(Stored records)
※
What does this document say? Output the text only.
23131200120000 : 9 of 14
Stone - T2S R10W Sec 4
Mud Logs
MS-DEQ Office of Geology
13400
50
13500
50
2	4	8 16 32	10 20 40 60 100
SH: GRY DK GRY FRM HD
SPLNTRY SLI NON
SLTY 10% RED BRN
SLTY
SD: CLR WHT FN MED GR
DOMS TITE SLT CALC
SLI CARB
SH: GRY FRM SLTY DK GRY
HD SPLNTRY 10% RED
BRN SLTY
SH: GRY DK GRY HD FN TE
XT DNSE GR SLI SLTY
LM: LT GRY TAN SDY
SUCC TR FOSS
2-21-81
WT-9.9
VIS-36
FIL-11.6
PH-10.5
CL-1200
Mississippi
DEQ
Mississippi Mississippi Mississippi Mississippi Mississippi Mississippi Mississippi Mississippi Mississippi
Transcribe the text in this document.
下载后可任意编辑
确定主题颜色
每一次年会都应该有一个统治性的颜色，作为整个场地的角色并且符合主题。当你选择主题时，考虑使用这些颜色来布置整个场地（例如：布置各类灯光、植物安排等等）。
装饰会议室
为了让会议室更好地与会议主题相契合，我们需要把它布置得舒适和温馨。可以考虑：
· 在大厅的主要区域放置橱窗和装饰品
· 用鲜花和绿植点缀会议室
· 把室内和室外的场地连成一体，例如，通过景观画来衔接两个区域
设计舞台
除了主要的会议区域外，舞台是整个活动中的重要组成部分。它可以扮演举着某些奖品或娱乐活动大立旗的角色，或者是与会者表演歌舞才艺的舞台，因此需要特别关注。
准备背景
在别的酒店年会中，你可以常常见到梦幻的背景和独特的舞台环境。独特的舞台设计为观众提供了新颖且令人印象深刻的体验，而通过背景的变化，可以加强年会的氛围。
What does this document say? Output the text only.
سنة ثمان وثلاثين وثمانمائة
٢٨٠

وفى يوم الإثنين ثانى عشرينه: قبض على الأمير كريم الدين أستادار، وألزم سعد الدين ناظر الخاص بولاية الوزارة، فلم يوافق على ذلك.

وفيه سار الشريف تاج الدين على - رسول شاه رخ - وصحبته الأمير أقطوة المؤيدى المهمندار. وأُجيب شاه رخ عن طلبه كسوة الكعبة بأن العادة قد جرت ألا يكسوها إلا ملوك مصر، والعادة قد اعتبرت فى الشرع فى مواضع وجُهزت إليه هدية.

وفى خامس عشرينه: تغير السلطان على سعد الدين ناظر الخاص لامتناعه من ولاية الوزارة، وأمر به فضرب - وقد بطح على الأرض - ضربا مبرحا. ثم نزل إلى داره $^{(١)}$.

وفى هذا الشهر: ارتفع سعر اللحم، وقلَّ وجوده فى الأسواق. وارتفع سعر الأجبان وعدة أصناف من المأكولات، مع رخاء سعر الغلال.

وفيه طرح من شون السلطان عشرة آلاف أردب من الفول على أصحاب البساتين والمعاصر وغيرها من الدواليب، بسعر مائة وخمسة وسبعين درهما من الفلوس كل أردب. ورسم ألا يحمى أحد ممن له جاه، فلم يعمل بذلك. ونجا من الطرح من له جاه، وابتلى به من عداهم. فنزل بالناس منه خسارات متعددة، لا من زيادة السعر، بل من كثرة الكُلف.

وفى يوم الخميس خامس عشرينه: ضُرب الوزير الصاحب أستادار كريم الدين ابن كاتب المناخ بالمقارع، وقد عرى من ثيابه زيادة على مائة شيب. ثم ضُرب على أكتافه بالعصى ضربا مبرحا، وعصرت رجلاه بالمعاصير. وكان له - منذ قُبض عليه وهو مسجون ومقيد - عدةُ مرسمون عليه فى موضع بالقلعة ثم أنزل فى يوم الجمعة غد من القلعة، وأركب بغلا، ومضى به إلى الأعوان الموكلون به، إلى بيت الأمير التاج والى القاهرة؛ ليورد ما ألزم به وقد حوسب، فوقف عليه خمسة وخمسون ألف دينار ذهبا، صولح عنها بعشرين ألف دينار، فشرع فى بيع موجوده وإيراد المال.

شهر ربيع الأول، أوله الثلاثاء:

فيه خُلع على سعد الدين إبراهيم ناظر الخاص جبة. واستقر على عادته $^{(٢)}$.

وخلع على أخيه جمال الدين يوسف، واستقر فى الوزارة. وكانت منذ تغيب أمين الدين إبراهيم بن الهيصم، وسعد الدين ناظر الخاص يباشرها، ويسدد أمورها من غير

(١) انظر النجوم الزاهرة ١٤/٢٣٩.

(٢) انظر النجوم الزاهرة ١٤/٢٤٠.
※
- Written instruction -
Transcribe the material above word for word.

- Response below -
What does this document say? Output the text only.
23131200120000 : 9 of 14
Stone - T2S R10W Sec 4
Mud Logs
MS-DEQ Office of Geology
13400
50
13500
50
2	4	8 16 32	10 20 40 60 100
SH: GRY DK GRY FRM HD
SPLNTRY SLI NON
SLTY 10% RED BRN
SLTY
SD: CLR WHT FN MED GR
DOMS TITE SLT CALC
SLI CARB
SH: GRY FRM SLTY DK GRY
HD SPLNTRY 10% RED
BRN SLTY
SH: GRY DK GRY HD FN TE
XT DNSE GR SLI SLTY
LM: LT GRY TAN SDY
SUCC TR FOSS
2-21-81
WT-9.9
VIS-36
FIL-11.6
PH-10.5
CL-1200
Mississippi
DEQ
Mississippi Mississippi Mississippi Mississippi Mississippi Mississippi Mississippi Mississippi Mississippi
Transcribe the text in this document.
下载后可任意编辑
确定主题颜色
每一次年会都应该有一个统治性的颜色，作为整个场地的角色并且符合主题。当你选择主题时，考虑使用这些颜色来布置整个场地（例如：布置各类灯光、植物安排等等）。
装饰会议室
为了让会议室更好地与会议主题相契合，我们需要把它布置得舒适和温馨。可以考虑：
· 在大厅的主要区域放置橱窗和装饰品
· 用鲜花和绿植点缀会议室
· 把室内和室外的场地连成一体，例如，通过景观画来衔接两个区域
设计舞台
除了主要的会议区域外，舞台是整个活动中的重要组成部分。它可以扮演举着某些奖品或娱乐活动大立旗的角色，或者是与会者表演歌舞才艺的舞台，因此需要特别关注。
准备背景
在别的酒店年会中，你可以常常见到梦幻的背景和独特的舞台环境。独特的舞台设计为观众提供了新颖且令人印象深刻的体验，而通过背景的变化，可以加强年会的氛围。
What does this document say? Output the text only.
سنة ثمان وثلاثين وثمانمائة
٢٨٠

وفى يوم الإثنين ثانى عشرينه: قبض على الأمير كريم الدين أستادار، وألزم سعد الدين ناظر الخاص بولاية الوزارة، فلم يوافق على ذلك.

وفيه سار الشريف تاج الدين على - رسول شاه رخ - وصحبته الأمير أقطوة المؤيدى المهمندار. وأُجيب شاه رخ عن طلبه كسوة الكعبة بأن العادة قد جرت ألا يكسوها إلا ملوك مصر، والعادة قد اعتبرت فى الشرع فى مواضع وجُهزت إليه هدية.

وفى خامس عشرينه: تغير السلطان على سعد الدين ناظر الخاص لامتناعه من ولاية الوزارة، وأمر به فضرب - وقد بطح على الأرض - ضربا مبرحا. ثم نزل إلى داره $^{(١)}$.

وفى هذا الشهر: ارتفع سعر اللحم، وقلَّ وجوده فى الأسواق. وارتفع سعر الأجبان وعدة أصناف من المأكولات، مع رخاء سعر الغلال.

وفيه طرح من شون السلطان عشرة آلاف أردب من الفول على أصحاب البساتين والمعاصر وغيرها من الدواليب، بسعر مائة وخمسة وسبعين درهما من الفلوس كل أردب. ورسم ألا يحمى أحد ممن له جاه، فلم يعمل بذلك. ونجا من الطرح من له جاه، وابتلى به من عداهم. فنزل بالناس منه خسارات متعددة، لا من زيادة السعر، بل من كثرة الكُلف.

وفى يوم الخميس خامس عشرينه: ضُرب الوزير الصاحب أستادار كريم الدين ابن كاتب المناخ بالمقارع، وقد عرى من ثيابه زيادة على مائة شيب. ثم ضُرب على أكتافه بالعصى ضربا مبرحا، وعصرت رجلاه بالمعاصير. وكان له - منذ قُبض عليه وهو مسجون ومقيد - عدةُ مرسمون عليه فى موضع بالقلعة ثم أنزل فى يوم الجمعة غد من القلعة، وأركب بغلا، ومضى به إلى الأعوان الموكلون به، إلى بيت الأمير التاج والى القاهرة؛ ليورد ما ألزم به وقد حوسب، فوقف عليه خمسة وخمسون ألف دينار ذهبا، صولح عنها بعشرين ألف دينار، فشرع فى بيع موجوده وإيراد المال.

شهر ربيع الأول، أوله الثلاثاء:

فيه خُلع على سعد الدين إبراهيم ناظر الخاص جبة. واستقر على عادته $^{(٢)}$.

وخلع على أخيه جمال الدين يوسف، واستقر فى الوزارة. وكانت منذ تغيب أمين الدين إبراهيم بن الهيصم، وسعد الدين ناظر الخاص يباشرها، ويسدد أمورها من غير

(١) انظر النجوم الزاهرة ١٤/٢٣٩.

(٢) انظر النجوم الزاهرة ١٤/٢٤٠.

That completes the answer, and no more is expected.